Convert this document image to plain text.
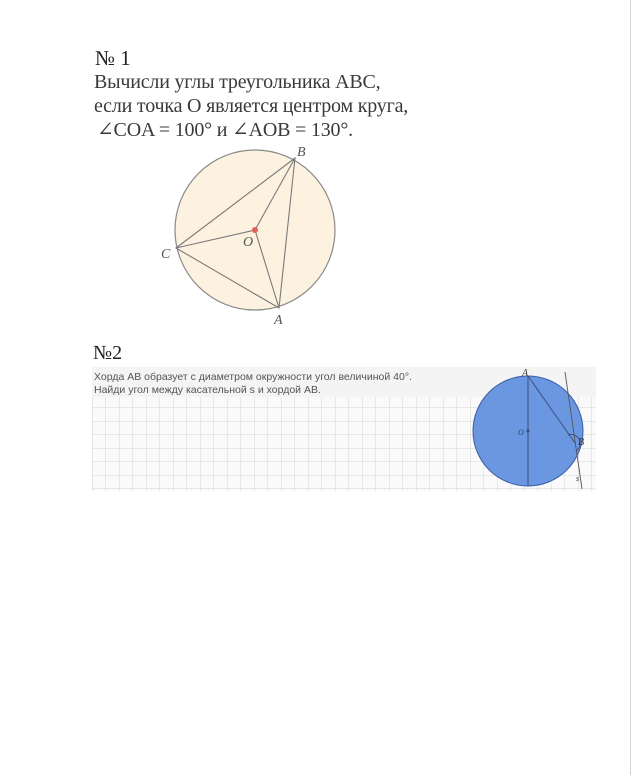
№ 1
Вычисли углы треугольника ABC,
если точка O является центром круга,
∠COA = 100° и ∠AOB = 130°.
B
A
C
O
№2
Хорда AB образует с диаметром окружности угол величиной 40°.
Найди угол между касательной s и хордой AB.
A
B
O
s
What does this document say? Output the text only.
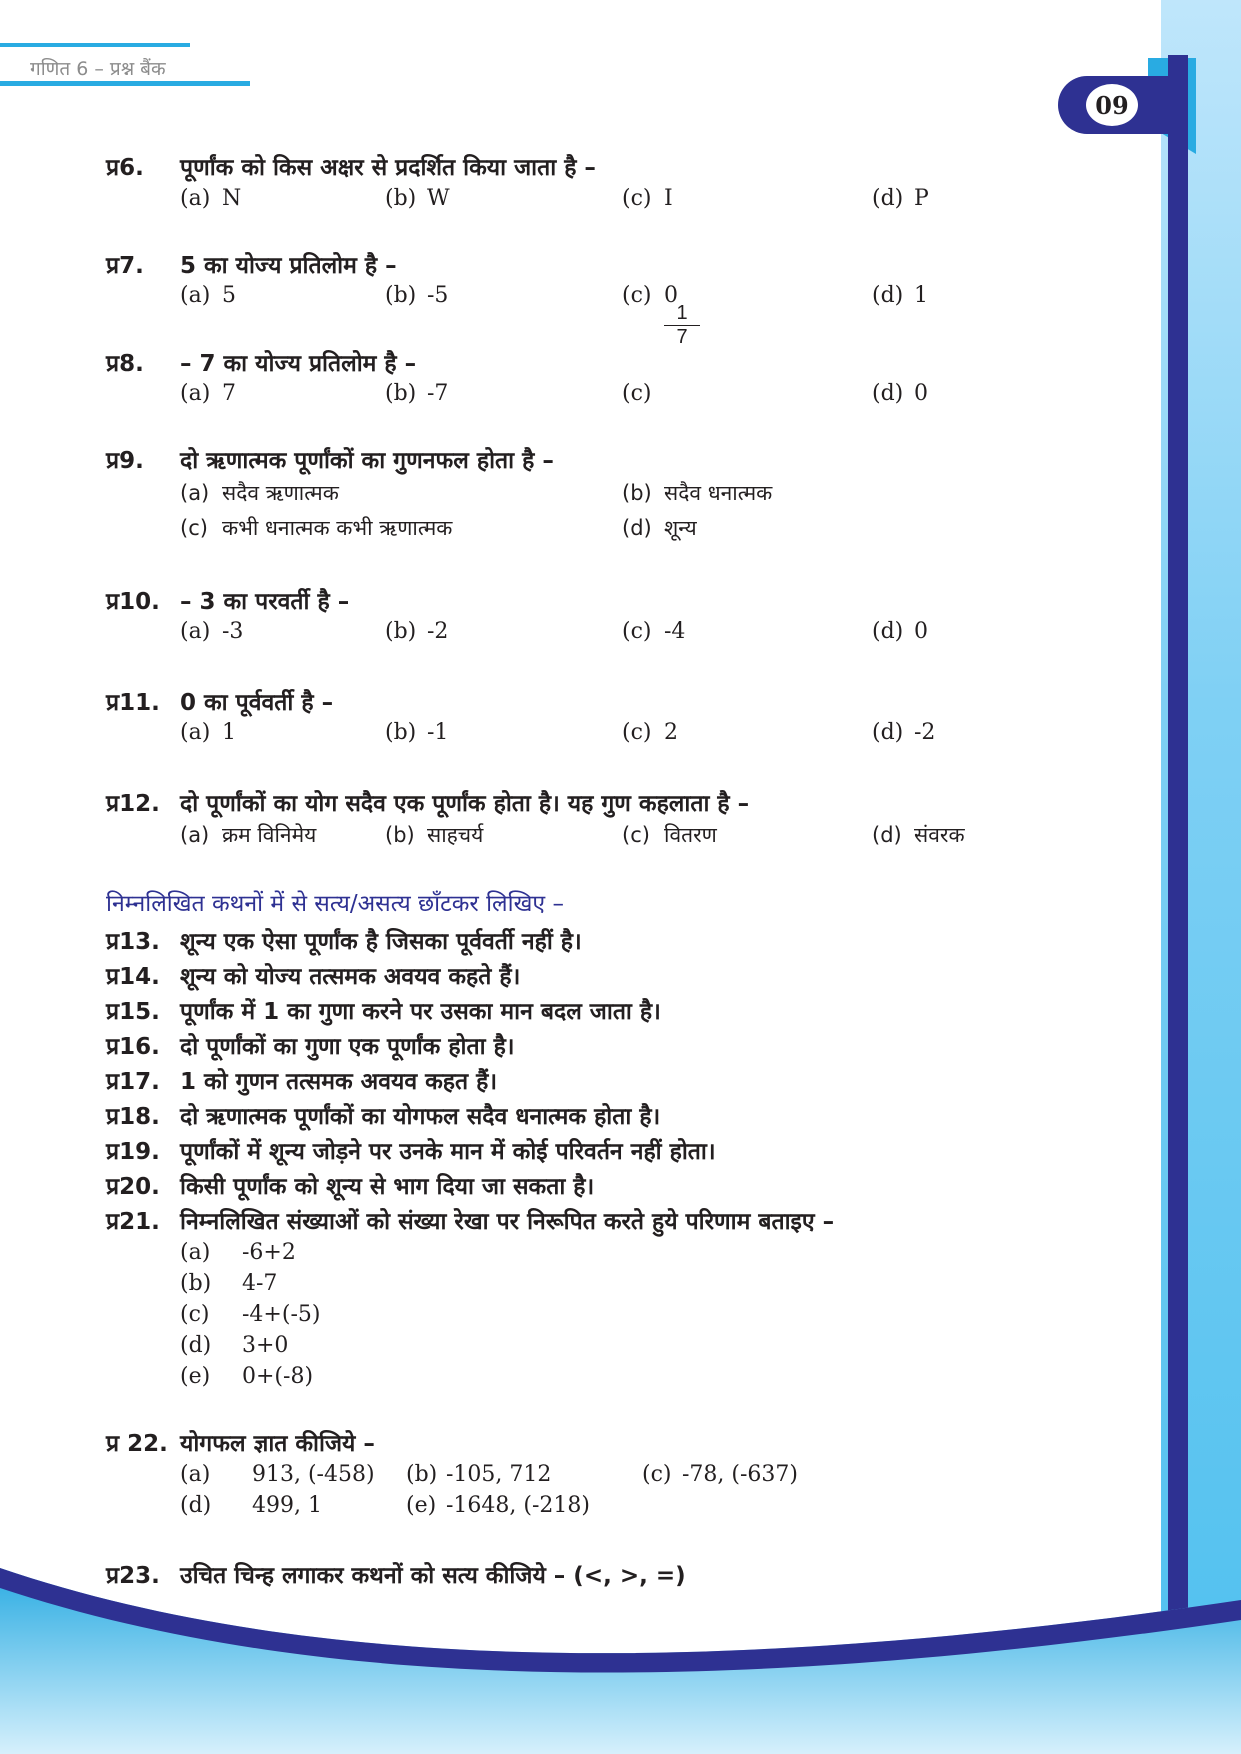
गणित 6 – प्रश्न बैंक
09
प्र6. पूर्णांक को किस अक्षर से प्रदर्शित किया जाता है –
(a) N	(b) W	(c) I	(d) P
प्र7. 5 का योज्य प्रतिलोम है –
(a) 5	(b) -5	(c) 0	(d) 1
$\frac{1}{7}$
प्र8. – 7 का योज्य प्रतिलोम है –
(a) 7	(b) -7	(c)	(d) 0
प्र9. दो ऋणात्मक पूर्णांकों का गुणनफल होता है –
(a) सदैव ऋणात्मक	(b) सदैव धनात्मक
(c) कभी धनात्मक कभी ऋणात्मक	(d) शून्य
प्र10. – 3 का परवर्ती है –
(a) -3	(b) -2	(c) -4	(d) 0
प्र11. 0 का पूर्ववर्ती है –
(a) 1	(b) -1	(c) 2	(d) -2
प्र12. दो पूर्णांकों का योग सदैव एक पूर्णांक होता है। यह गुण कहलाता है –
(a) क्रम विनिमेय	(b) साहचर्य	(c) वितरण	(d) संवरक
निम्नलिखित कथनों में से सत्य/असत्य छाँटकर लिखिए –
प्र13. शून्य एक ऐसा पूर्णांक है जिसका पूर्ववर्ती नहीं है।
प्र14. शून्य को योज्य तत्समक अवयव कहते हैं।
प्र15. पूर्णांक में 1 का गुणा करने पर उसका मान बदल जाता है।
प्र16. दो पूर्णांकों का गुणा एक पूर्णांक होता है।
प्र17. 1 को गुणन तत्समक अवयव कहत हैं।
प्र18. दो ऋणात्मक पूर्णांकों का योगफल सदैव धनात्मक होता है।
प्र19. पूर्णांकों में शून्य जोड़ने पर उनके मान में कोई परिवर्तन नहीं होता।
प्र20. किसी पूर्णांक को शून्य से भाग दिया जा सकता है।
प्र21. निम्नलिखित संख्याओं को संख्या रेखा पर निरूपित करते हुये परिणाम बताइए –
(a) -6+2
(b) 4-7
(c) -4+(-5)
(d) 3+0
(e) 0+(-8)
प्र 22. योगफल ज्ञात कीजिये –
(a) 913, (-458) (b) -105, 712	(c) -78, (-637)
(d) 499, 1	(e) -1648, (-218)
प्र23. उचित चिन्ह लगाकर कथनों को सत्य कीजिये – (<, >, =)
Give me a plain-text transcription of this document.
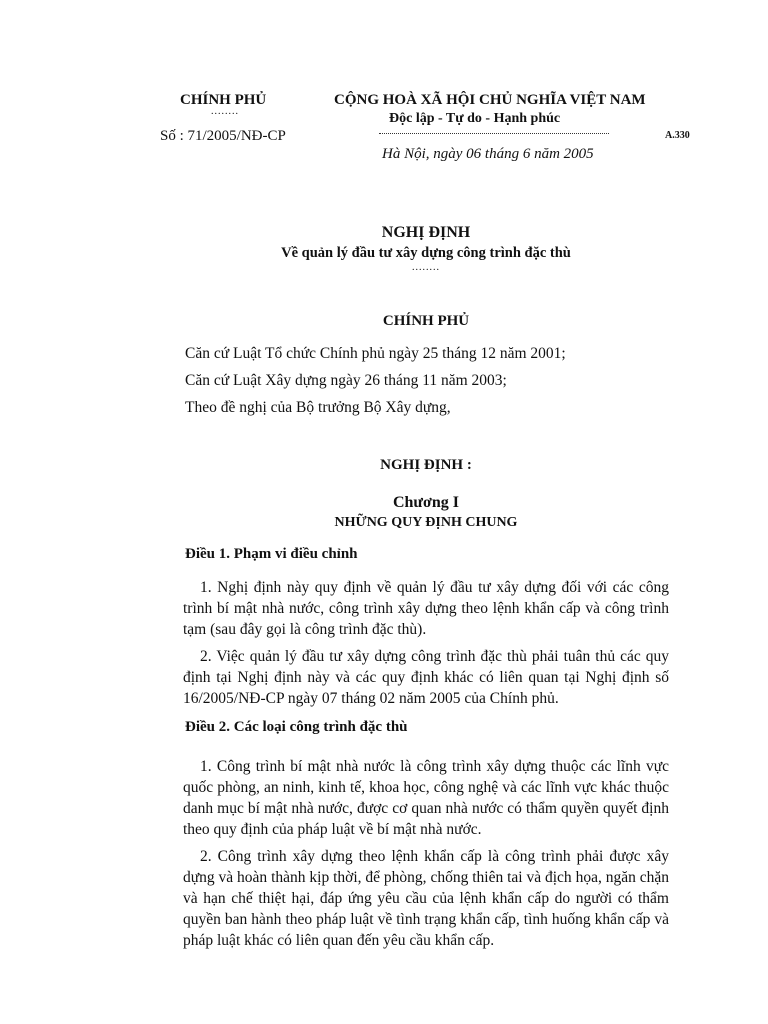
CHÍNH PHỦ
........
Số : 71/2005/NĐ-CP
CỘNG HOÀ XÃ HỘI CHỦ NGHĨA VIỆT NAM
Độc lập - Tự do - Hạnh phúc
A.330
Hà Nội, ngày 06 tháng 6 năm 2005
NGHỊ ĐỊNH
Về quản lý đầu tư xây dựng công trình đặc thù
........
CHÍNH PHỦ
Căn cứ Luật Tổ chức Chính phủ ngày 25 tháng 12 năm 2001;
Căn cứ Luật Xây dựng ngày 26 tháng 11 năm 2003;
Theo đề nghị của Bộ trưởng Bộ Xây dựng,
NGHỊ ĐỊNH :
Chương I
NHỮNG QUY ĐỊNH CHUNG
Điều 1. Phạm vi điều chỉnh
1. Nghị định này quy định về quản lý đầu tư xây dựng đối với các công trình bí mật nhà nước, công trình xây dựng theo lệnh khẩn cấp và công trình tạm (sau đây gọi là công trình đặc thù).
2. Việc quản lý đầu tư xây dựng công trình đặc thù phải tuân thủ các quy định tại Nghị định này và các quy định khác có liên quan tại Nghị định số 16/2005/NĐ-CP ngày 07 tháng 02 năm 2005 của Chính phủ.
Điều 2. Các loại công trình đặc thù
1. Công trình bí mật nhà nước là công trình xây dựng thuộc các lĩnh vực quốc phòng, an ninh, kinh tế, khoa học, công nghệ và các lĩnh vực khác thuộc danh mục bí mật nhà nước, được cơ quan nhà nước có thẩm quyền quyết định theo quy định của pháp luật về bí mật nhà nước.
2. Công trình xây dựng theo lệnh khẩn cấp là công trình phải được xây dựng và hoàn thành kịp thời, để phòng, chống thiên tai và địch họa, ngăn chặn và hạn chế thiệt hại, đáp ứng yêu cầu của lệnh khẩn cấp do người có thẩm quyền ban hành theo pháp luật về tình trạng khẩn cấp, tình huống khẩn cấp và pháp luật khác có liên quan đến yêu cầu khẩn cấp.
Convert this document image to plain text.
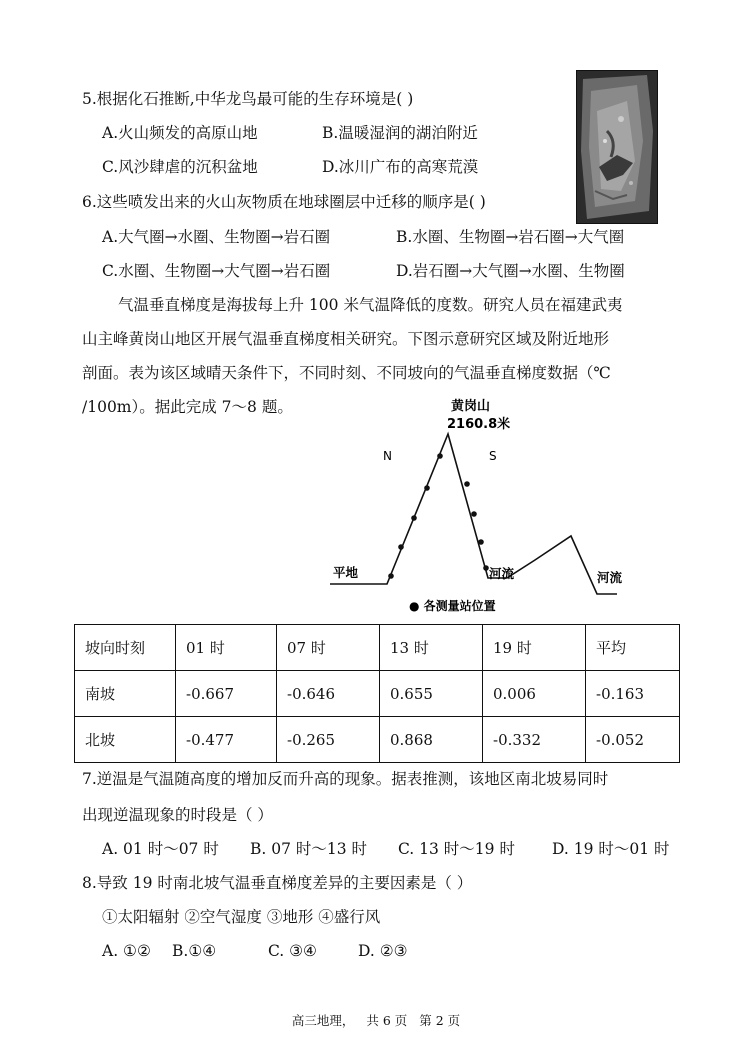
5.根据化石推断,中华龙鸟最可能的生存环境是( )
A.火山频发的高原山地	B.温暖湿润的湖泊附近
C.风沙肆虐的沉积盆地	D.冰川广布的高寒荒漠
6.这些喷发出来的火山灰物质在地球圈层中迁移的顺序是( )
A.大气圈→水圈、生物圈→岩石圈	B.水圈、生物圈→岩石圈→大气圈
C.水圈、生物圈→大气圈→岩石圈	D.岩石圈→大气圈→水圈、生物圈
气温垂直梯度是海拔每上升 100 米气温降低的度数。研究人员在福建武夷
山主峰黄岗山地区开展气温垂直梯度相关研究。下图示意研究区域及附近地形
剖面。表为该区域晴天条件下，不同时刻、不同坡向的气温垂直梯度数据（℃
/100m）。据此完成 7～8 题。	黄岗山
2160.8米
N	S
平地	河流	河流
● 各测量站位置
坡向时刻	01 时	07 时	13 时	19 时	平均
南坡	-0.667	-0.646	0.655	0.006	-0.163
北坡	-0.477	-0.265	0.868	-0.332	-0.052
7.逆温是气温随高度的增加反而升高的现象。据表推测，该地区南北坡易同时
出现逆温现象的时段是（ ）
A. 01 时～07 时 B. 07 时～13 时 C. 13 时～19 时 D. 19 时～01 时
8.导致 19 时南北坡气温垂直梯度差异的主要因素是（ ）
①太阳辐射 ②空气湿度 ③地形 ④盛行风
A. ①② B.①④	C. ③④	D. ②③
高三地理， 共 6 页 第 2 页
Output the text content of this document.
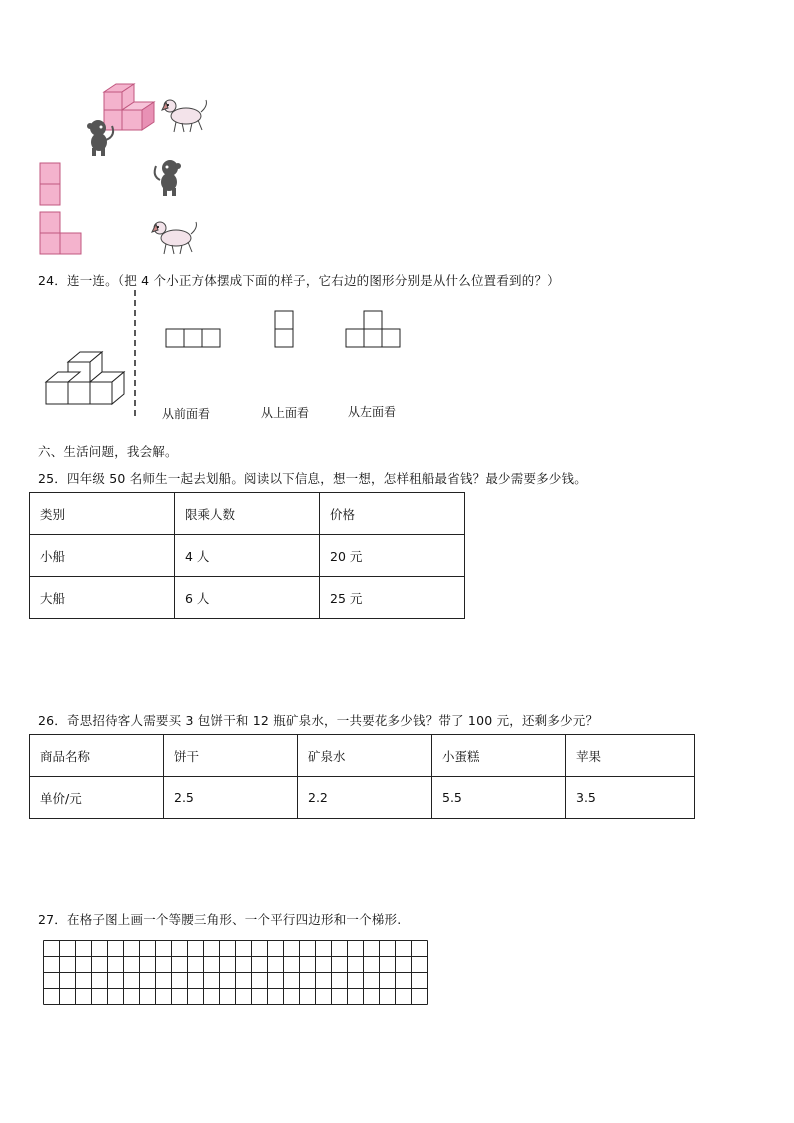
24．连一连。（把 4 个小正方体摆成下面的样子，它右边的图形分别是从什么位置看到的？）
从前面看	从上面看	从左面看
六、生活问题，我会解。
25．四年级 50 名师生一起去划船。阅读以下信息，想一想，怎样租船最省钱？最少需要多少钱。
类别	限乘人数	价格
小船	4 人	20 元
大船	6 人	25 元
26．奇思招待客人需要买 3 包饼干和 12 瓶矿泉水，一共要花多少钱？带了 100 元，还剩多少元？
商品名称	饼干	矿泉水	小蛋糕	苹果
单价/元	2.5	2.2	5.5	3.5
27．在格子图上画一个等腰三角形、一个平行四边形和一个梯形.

═══

DESCRIPTION OF THE TASK: Leave out the pictures and output the rest of the material exactly as written.

RESPONSE TO THIS EXERCISE:
Convert this document image to plain text.
№ 1
Вычисли углы треугольника ABC,
если точка O является центром круга,
∠COA = 100° и ∠AOB = 130°.
B
A
C
O
№2
Хорда AB образует с диаметром окружности угол величиной 40°.
Найди угол между касательной s и хордой AB.
A
B
O
s
What does this document say? Output the text only.
गणित 6 – प्रश्न बैंक
09
प्र6. पूर्णांक को किस अक्षर से प्रदर्शित किया जाता है –
(a) N	(b) W	(c) I	(d) P
प्र7. 5 का योज्य प्रतिलोम है –
(a) 5	(b) -5	(c) 0	(d) 1
$\frac{1}{7}$
प्र8. – 7 का योज्य प्रतिलोम है –
(a) 7	(b) -7	(c)	(d) 0
प्र9. दो ऋणात्मक पूर्णांकों का गुणनफल होता है –
(a) सदैव ऋणात्मक	(b) सदैव धनात्मक
(c) कभी धनात्मक कभी ऋणात्मक	(d) शून्य
प्र10. – 3 का परवर्ती है –
(a) -3	(b) -2	(c) -4	(d) 0
प्र11. 0 का पूर्ववर्ती है –
(a) 1	(b) -1	(c) 2	(d) -2
प्र12. दो पूर्णांकों का योग सदैव एक पूर्णांक होता है। यह गुण कहलाता है –
(a) क्रम विनिमेय	(b) साहचर्य	(c) वितरण	(d) संवरक
निम्नलिखित कथनों में से सत्य/असत्य छाँटकर लिखिए –
प्र13. शून्य एक ऐसा पूर्णांक है जिसका पूर्ववर्ती नहीं है।
प्र14. शून्य को योज्य तत्समक अवयव कहते हैं।
प्र15. पूर्णांक में 1 का गुणा करने पर उसका मान बदल जाता है।
प्र16. दो पूर्णांकों का गुणा एक पूर्णांक होता है।
प्र17. 1 को गुणन तत्समक अवयव कहत हैं।
प्र18. दो ऋणात्मक पूर्णांकों का योगफल सदैव धनात्मक होता है।
प्र19. पूर्णांकों में शून्य जोड़ने पर उनके मान में कोई परिवर्तन नहीं होता।
प्र20. किसी पूर्णांक को शून्य से भाग दिया जा सकता है।
प्र21. निम्नलिखित संख्याओं को संख्या रेखा पर निरूपित करते हुये परिणाम बताइए –
(a) -6+2
(b) 4-7
(c) -4+(-5)
(d) 3+0
(e) 0+(-8)
प्र 22. योगफल ज्ञात कीजिये –
(a) 913, (-458) (b) -105, 712	(c) -78, (-637)
(d) 499, 1	(e) -1648, (-218)
प्र23. उचित चिन्ह लगाकर कथनों को सत्य कीजिये – (<, >, =)
Give me a plain-text transcription of this document.
CHÍNH PHỦ
........
Số : 71/2005/NĐ-CP
CỘNG HOÀ XÃ HỘI CHỦ NGHĨA VIỆT NAM
Độc lập - Tự do - Hạnh phúc
A.330
Hà Nội, ngày 06 tháng 6 năm 2005
NGHỊ ĐỊNH
Về quản lý đầu tư xây dựng công trình đặc thù
........
CHÍNH PHỦ
Căn cứ Luật Tổ chức Chính phủ ngày 25 tháng 12 năm 2001;
Căn cứ Luật Xây dựng ngày 26 tháng 11 năm 2003;
Theo đề nghị của Bộ trưởng Bộ Xây dựng,
NGHỊ ĐỊNH :
Chương I
NHỮNG QUY ĐỊNH CHUNG
Điều 1. Phạm vi điều chỉnh
1. Nghị định này quy định về quản lý đầu tư xây dựng đối với các công trình bí mật nhà nước, công trình xây dựng theo lệnh khẩn cấp và công trình tạm (sau đây gọi là công trình đặc thù).
2. Việc quản lý đầu tư xây dựng công trình đặc thù phải tuân thủ các quy định tại Nghị định này và các quy định khác có liên quan tại Nghị định số 16/2005/NĐ-CP ngày 07 tháng 02 năm 2005 của Chính phủ.
Điều 2. Các loại công trình đặc thù
1. Công trình bí mật nhà nước là công trình xây dựng thuộc các lĩnh vực quốc phòng, an ninh, kinh tế, khoa học, công nghệ và các lĩnh vực khác thuộc danh mục bí mật nhà nước, được cơ quan nhà nước có thẩm quyền quyết định theo quy định của pháp luật về bí mật nhà nước.
2. Công trình xây dựng theo lệnh khẩn cấp là công trình phải được xây dựng và hoàn thành kịp thời, để phòng, chống thiên tai và địch họa, ngăn chặn và hạn chế thiệt hại, đáp ứng yêu cầu của lệnh khẩn cấp do người có thẩm quyền ban hành theo pháp luật về tình trạng khẩn cấp, tình huống khẩn cấp và pháp luật khác có liên quan đến yêu cầu khẩn cấp.
Convert this document image to plain text.
5.根据化石推断,中华龙鸟最可能的生存环境是( )
A.火山频发的高原山地	B.温暖湿润的湖泊附近
C.风沙肆虐的沉积盆地	D.冰川广布的高寒荒漠
6.这些喷发出来的火山灰物质在地球圈层中迁移的顺序是( )
A.大气圈→水圈、生物圈→岩石圈	B.水圈、生物圈→岩石圈→大气圈
C.水圈、生物圈→大气圈→岩石圈	D.岩石圈→大气圈→水圈、生物圈
气温垂直梯度是海拔每上升 100 米气温降低的度数。研究人员在福建武夷
山主峰黄岗山地区开展气温垂直梯度相关研究。下图示意研究区域及附近地形
剖面。表为该区域晴天条件下，不同时刻、不同坡向的气温垂直梯度数据（℃
/100m）。据此完成 7～8 题。	黄岗山
2160.8米
N	S
平地	河流	河流
● 各测量站位置
坡向时刻	01 时	07 时	13 时	19 时	平均
南坡	-0.667	-0.646	0.655	0.006	-0.163
北坡	-0.477	-0.265	0.868	-0.332	-0.052
7.逆温是气温随高度的增加反而升高的现象。据表推测，该地区南北坡易同时
出现逆温现象的时段是（ ）
A. 01 时～07 时 B. 07 时～13 时 C. 13 时～19 时 D. 19 时～01 时
8.导致 19 时南北坡气温垂直梯度差异的主要因素是（ ）
①太阳辐射 ②空气湿度 ③地形 ④盛行风
A. ①② B.①④	C. ③④	D. ②③
高三地理， 共 6 页 第 2 页
Output the text content of this document.
24．连一连。（把 4 个小正方体摆成下面的样子，它右边的图形分别是从什么位置看到的？）
从前面看	从上面看	从左面看
六、生活问题，我会解。
25．四年级 50 名师生一起去划船。阅读以下信息，想一想，怎样租船最省钱？最少需要多少钱。
类别	限乘人数	价格
小船	4 人	20 元
大船	6 人	25 元
26．奇思招待客人需要买 3 包饼干和 12 瓶矿泉水，一共要花多少钱？带了 100 元，还剩多少元？
商品名称	饼干	矿泉水	小蛋糕	苹果
单价/元	2.5	2.2	5.5	3.5
27．在格子图上画一个等腰三角形、一个平行四边形和一个梯形.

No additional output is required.